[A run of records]
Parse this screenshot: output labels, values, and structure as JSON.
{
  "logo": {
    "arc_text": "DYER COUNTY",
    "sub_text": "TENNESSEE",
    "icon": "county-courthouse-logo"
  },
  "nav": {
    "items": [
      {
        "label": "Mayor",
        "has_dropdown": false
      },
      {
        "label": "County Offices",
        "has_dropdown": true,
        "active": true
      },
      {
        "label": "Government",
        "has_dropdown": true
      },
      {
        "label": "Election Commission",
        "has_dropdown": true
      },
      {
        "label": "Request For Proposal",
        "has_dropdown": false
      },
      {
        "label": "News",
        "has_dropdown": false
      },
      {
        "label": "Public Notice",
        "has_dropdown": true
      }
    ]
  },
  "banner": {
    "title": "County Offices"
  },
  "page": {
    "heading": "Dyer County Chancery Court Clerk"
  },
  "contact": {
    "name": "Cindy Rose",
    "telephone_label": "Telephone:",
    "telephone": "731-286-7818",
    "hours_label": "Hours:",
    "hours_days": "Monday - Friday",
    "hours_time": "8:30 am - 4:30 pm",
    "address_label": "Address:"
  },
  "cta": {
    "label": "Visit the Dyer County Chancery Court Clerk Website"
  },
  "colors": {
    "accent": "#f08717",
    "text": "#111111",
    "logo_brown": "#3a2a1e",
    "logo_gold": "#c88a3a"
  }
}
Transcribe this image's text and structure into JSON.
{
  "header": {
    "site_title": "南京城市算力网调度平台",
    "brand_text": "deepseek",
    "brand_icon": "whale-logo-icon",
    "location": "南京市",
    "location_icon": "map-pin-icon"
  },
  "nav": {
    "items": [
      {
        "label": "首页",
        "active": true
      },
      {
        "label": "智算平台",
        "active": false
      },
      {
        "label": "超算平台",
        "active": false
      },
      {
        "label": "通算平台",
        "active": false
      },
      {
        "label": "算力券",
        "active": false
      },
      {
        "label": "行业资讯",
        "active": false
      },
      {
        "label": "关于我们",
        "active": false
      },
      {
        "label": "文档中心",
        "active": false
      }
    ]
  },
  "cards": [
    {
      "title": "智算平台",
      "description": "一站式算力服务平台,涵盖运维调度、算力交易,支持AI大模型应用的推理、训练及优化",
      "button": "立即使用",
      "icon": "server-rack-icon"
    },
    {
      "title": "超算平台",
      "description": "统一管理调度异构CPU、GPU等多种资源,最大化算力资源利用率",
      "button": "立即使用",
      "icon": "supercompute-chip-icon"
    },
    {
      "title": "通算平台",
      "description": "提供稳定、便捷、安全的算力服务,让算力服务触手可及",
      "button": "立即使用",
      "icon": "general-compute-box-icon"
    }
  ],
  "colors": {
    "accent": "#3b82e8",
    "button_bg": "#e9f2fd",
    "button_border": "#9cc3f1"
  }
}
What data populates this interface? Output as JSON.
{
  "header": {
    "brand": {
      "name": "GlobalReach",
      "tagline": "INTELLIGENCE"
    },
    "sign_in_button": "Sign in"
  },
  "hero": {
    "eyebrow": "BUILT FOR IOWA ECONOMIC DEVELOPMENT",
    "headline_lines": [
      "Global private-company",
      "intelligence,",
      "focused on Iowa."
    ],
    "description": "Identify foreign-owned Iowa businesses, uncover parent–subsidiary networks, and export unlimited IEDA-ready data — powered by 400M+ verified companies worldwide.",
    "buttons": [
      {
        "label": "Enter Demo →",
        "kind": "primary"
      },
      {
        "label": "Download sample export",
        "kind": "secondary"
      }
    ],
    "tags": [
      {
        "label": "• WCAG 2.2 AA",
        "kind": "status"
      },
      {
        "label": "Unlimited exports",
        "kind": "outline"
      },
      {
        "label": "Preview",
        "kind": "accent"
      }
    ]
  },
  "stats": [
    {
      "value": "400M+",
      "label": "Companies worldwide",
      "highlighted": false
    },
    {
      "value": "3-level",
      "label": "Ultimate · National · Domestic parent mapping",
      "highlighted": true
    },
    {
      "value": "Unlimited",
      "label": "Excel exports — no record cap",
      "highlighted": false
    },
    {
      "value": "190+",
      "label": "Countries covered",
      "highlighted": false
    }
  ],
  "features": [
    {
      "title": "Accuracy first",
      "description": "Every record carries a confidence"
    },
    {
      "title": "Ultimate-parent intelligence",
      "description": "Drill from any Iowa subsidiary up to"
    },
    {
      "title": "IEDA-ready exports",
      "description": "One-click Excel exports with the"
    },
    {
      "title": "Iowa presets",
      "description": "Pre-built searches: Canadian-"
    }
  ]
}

What the exercise asks: Repeat every line of the records above exactly.

Answer to the task:
Parse this screenshot: output labels, values, and structure as JSON.
{
  "logo": {
    "arc_text": "DYER COUNTY",
    "sub_text": "TENNESSEE",
    "icon": "county-courthouse-logo"
  },
  "nav": {
    "items": [
      {
        "label": "Mayor",
        "has_dropdown": false
      },
      {
        "label": "County Offices",
        "has_dropdown": true,
        "active": true
      },
      {
        "label": "Government",
        "has_dropdown": true
      },
      {
        "label": "Election Commission",
        "has_dropdown": true
      },
      {
        "label": "Request For Proposal",
        "has_dropdown": false
      },
      {
        "label": "News",
        "has_dropdown": false
      },
      {
        "label": "Public Notice",
        "has_dropdown": true
      }
    ]
  },
  "banner": {
    "title": "County Offices"
  },
  "page": {
    "heading": "Dyer County Chancery Court Clerk"
  },
  "contact": {
    "name": "Cindy Rose",
    "telephone_label": "Telephone:",
    "telephone": "731-286-7818",
    "hours_label": "Hours:",
    "hours_days": "Monday - Friday",
    "hours_time": "8:30 am - 4:30 pm",
    "address_label": "Address:"
  },
  "cta": {
    "label": "Visit the Dyer County Chancery Court Clerk Website"
  },
  "colors": {
    "accent": "#f08717",
    "text": "#111111",
    "logo_brown": "#3a2a1e",
    "logo_gold": "#c88a3a"
  }
}
Transcribe this image's text and structure into JSON.
{
  "header": {
    "site_title": "南京城市算力网调度平台",
    "brand_text": "deepseek",
    "brand_icon": "whale-logo-icon",
    "location": "南京市",
    "location_icon": "map-pin-icon"
  },
  "nav": {
    "items": [
      {
        "label": "首页",
        "active": true
      },
      {
        "label": "智算平台",
        "active": false
      },
      {
        "label": "超算平台",
        "active": false
      },
      {
        "label": "通算平台",
        "active": false
      },
      {
        "label": "算力券",
        "active": false
      },
      {
        "label": "行业资讯",
        "active": false
      },
      {
        "label": "关于我们",
        "active": false
      },
      {
        "label": "文档中心",
        "active": false
      }
    ]
  },
  "cards": [
    {
      "title": "智算平台",
      "description": "一站式算力服务平台,涵盖运维调度、算力交易,支持AI大模型应用的推理、训练及优化",
      "button": "立即使用",
      "icon": "server-rack-icon"
    },
    {
      "title": "超算平台",
      "description": "统一管理调度异构CPU、GPU等多种资源,最大化算力资源利用率",
      "button": "立即使用",
      "icon": "supercompute-chip-icon"
    },
    {
      "title": "通算平台",
      "description": "提供稳定、便捷、安全的算力服务,让算力服务触手可及",
      "button": "立即使用",
      "icon": "general-compute-box-icon"
    }
  ],
  "colors": {
    "accent": "#3b82e8",
    "button_bg": "#e9f2fd",
    "button_border": "#9cc3f1"
  }
}
What data populates this interface? Output as JSON.
{
  "header": {
    "brand": {
      "name": "GlobalReach",
      "tagline": "INTELLIGENCE"
    },
    "sign_in_button": "Sign in"
  },
  "hero": {
    "eyebrow": "BUILT FOR IOWA ECONOMIC DEVELOPMENT",
    "headline_lines": [
      "Global private-company",
      "intelligence,",
      "focused on Iowa."
    ],
    "description": "Identify foreign-owned Iowa businesses, uncover parent–subsidiary networks, and export unlimited IEDA-ready data — powered by 400M+ verified companies worldwide.",
    "buttons": [
      {
        "label": "Enter Demo →",
        "kind": "primary"
      },
      {
        "label": "Download sample export",
        "kind": "secondary"
      }
    ],
    "tags": [
      {
        "label": "• WCAG 2.2 AA",
        "kind": "status"
      },
      {
        "label": "Unlimited exports",
        "kind": "outline"
      },
      {
        "label": "Preview",
        "kind": "accent"
      }
    ]
  },
  "stats": [
    {
      "value": "400M+",
      "label": "Companies worldwide",
      "highlighted": false
    },
    {
      "value": "3-level",
      "label": "Ultimate · National · Domestic parent mapping",
      "highlighted": true
    },
    {
      "value": "Unlimited",
      "label": "Excel exports — no record cap",
      "highlighted": false
    },
    {
      "value": "190+",
      "label": "Countries covered",
      "highlighted": false
    }
  ],
  "features": [
    {
      "title": "Accuracy first",
      "description": "Every record carries a confidence"
    },
    {
      "title": "Ultimate-parent intelligence",
      "description": "Drill from any Iowa subsidiary up to"
    },
    {
      "title": "IEDA-ready exports",
      "description": "One-click Excel exports with the"
    },
    {
      "title": "Iowa presets",
      "description": "Pre-built searches: Canadian-"
    }
  ]
}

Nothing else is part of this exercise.